● **REQUIRED WORK**: Change every "room-completed" to "room-cleaned" in the lines below, leaving everything else as it is.
[start]
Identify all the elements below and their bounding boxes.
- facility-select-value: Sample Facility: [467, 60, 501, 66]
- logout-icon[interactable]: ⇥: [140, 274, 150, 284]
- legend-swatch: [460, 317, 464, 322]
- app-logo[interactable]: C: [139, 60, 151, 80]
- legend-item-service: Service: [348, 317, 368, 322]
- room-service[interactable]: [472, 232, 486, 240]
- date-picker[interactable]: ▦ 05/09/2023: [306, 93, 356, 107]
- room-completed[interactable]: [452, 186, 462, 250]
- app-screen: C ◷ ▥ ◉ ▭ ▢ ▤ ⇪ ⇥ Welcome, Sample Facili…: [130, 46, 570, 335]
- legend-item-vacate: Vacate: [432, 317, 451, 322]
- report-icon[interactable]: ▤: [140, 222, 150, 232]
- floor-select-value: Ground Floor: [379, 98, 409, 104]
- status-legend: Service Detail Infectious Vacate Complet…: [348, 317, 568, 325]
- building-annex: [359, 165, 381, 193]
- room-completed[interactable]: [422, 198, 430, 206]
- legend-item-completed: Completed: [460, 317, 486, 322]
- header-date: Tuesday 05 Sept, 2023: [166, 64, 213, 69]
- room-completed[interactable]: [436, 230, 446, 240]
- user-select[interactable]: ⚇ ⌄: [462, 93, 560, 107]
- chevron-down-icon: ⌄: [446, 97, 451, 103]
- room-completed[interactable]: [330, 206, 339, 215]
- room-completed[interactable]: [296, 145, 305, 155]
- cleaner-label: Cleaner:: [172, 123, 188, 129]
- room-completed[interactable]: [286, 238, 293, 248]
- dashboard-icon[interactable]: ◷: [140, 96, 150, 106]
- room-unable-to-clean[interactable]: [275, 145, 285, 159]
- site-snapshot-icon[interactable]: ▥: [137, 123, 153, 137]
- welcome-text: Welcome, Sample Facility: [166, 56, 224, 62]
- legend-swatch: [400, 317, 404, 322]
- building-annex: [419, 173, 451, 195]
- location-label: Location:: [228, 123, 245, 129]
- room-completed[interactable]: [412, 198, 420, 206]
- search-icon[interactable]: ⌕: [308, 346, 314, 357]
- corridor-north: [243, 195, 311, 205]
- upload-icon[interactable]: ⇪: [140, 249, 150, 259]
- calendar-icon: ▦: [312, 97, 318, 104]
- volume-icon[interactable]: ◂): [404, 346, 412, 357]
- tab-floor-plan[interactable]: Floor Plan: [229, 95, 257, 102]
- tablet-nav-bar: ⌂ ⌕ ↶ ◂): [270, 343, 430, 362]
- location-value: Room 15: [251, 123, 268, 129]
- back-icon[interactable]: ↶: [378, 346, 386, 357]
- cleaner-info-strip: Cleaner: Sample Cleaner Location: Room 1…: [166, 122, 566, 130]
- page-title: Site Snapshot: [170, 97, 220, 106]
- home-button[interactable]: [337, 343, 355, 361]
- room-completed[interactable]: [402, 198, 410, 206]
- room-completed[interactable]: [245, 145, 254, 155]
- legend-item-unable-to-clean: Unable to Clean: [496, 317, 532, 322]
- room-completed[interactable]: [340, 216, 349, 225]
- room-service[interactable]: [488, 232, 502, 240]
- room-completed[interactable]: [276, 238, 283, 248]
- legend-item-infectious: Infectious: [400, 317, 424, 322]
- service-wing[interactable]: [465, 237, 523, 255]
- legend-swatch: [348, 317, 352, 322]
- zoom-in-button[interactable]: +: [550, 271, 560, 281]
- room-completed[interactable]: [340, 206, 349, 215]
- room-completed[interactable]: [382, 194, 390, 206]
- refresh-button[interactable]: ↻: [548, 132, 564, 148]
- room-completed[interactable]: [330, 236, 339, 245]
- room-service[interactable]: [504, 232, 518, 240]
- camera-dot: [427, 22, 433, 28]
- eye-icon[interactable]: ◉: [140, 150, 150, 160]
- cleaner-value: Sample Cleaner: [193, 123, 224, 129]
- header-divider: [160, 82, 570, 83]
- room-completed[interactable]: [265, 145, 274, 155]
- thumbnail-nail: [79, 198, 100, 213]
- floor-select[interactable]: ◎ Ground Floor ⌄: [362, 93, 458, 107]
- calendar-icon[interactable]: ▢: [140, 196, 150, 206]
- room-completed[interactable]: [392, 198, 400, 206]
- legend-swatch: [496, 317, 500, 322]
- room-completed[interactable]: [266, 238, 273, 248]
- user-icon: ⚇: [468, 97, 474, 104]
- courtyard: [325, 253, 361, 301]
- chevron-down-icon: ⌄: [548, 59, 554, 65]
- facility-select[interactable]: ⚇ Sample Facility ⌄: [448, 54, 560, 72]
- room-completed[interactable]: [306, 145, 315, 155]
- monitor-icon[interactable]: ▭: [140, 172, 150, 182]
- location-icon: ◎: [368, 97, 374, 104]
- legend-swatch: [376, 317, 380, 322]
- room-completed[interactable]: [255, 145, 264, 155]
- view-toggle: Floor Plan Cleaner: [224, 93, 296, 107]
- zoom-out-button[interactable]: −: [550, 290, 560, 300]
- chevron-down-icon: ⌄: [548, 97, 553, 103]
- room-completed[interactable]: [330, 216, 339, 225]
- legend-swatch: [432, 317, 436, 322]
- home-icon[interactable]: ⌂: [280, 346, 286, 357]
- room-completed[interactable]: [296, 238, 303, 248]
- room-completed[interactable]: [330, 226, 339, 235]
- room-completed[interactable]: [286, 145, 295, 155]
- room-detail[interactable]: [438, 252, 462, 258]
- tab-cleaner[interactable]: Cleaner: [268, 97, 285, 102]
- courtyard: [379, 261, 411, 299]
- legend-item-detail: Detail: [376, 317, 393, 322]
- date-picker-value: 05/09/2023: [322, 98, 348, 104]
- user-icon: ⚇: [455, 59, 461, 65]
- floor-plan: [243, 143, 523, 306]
[end]
● **EXERCISE RESPONSE**:
Identify all the elements below and their bounding boxes.
- facility-select-value: Sample Facility: [467, 60, 501, 66]
- logout-icon[interactable]: ⇥: [140, 274, 150, 284]
- legend-swatch: [460, 317, 464, 322]
- app-logo[interactable]: C: [139, 60, 151, 80]
- legend-item-service: Service: [348, 317, 368, 322]
- room-service[interactable]: [472, 232, 486, 240]
- date-picker[interactable]: ▦ 05/09/2023: [306, 93, 356, 107]
- room-cleaned[interactable]: [452, 186, 462, 250]
- app-screen: C ◷ ▥ ◉ ▭ ▢ ▤ ⇪ ⇥ Welcome, Sample Facili…: [130, 46, 570, 335]
- legend-item-vacate: Vacate: [432, 317, 451, 322]
- report-icon[interactable]: ▤: [140, 222, 150, 232]
- floor-select-value: Ground Floor: [379, 98, 409, 104]
- status-legend: Service Detail Infectious Vacate Complet…: [348, 317, 568, 325]
- building-annex: [359, 165, 381, 193]
- room-cleaned[interactable]: [422, 198, 430, 206]
- legend-item-completed: Completed: [460, 317, 486, 322]
- header-date: Tuesday 05 Sept, 2023: [166, 64, 213, 69]
- room-cleaned[interactable]: [436, 230, 446, 240]
- user-select[interactable]: ⚇ ⌄: [462, 93, 560, 107]
- chevron-down-icon: ⌄: [446, 97, 451, 103]
- room-cleaned[interactable]: [330, 206, 339, 215]
- room-cleaned[interactable]: [296, 145, 305, 155]
- cleaner-label: Cleaner:: [172, 123, 188, 129]
- room-cleaned[interactable]: [286, 238, 293, 248]
- dashboard-icon[interactable]: ◷: [140, 96, 150, 106]
- room-unable-to-clean[interactable]: [275, 145, 285, 159]
- site-snapshot-icon[interactable]: ▥: [137, 123, 153, 137]
- welcome-text: Welcome, Sample Facility: [166, 56, 224, 62]
- legend-swatch: [400, 317, 404, 322]
- building-annex: [419, 173, 451, 195]
- location-label: Location:: [228, 123, 245, 129]
- room-cleaned[interactable]: [412, 198, 420, 206]
- search-icon[interactable]: ⌕: [308, 346, 314, 357]
- corridor-north: [243, 195, 311, 205]
- upload-icon[interactable]: ⇪: [140, 249, 150, 259]
- calendar-icon: ▦: [312, 97, 318, 104]
- volume-icon[interactable]: ◂): [404, 346, 412, 357]
- tab-floor-plan[interactable]: Floor Plan: [229, 95, 257, 102]
- tablet-nav-bar: ⌂ ⌕ ↶ ◂): [270, 343, 430, 362]
- location-value: Room 15: [251, 123, 268, 129]
- back-icon[interactable]: ↶: [378, 346, 386, 357]
- cleaner-info-strip: Cleaner: Sample Cleaner Location: Room 1…: [166, 122, 566, 130]
- page-title: Site Snapshot: [170, 97, 220, 106]
- home-button[interactable]: [337, 343, 355, 361]
- room-cleaned[interactable]: [402, 198, 410, 206]
- room-cleaned[interactable]: [245, 145, 254, 155]
- legend-item-unable-to-clean: Unable to Clean: [496, 317, 532, 322]
- room-cleaned[interactable]: [340, 216, 349, 225]
- room-service[interactable]: [488, 232, 502, 240]
- room-cleaned[interactable]: [276, 238, 283, 248]
- legend-item-infectious: Infectious: [400, 317, 424, 322]
- service-wing[interactable]: [465, 237, 523, 255]
- legend-swatch: [348, 317, 352, 322]
- zoom-in-button[interactable]: +: [550, 271, 560, 281]
- room-cleaned[interactable]: [340, 206, 349, 215]
- room-cleaned[interactable]: [382, 194, 390, 206]
- refresh-button[interactable]: ↻: [548, 132, 564, 148]
- room-cleaned[interactable]: [330, 236, 339, 245]
- room-service[interactable]: [504, 232, 518, 240]
- camera-dot: [427, 22, 433, 28]
- eye-icon[interactable]: ◉: [140, 150, 150, 160]
- cleaner-value: Sample Cleaner: [193, 123, 224, 129]
- header-divider: [160, 82, 570, 83]
- room-cleaned[interactable]: [265, 145, 274, 155]
- thumbnail-nail: [79, 198, 100, 213]
- floor-select[interactable]: ◎ Ground Floor ⌄: [362, 93, 458, 107]
- calendar-icon[interactable]: ▢: [140, 196, 150, 206]
- room-cleaned[interactable]: [392, 198, 400, 206]
- legend-swatch: [496, 317, 500, 322]
- room-cleaned[interactable]: [266, 238, 273, 248]
- user-icon: ⚇: [468, 97, 474, 104]
- courtyard: [325, 253, 361, 301]
- chevron-down-icon: ⌄: [548, 59, 554, 65]
- facility-select[interactable]: ⚇ Sample Facility ⌄: [448, 54, 560, 72]
- room-cleaned[interactable]: [306, 145, 315, 155]
- monitor-icon[interactable]: ▭: [140, 172, 150, 182]
- location-icon: ◎: [368, 97, 374, 104]
- legend-swatch: [376, 317, 380, 322]
- room-cleaned[interactable]: [255, 145, 264, 155]
- view-toggle: Floor Plan Cleaner: [224, 93, 296, 107]
- zoom-out-button[interactable]: −: [550, 290, 560, 300]
- chevron-down-icon: ⌄: [548, 97, 553, 103]
- room-cleaned[interactable]: [330, 216, 339, 225]
- legend-swatch: [432, 317, 436, 322]
- home-icon[interactable]: ⌂: [280, 346, 286, 357]
- room-cleaned[interactable]: [296, 238, 303, 248]
- room-cleaned[interactable]: [330, 226, 339, 235]
- room-cleaned[interactable]: [286, 145, 295, 155]
- room-detail[interactable]: [438, 252, 462, 258]
- tab-cleaner[interactable]: Cleaner: [268, 97, 285, 102]
- courtyard: [379, 261, 411, 299]
- legend-item-detail: Detail: [376, 317, 393, 322]
- date-picker-value: 05/09/2023: [322, 98, 348, 104]
- user-icon: ⚇: [455, 59, 461, 65]
- floor-plan: [243, 143, 523, 306]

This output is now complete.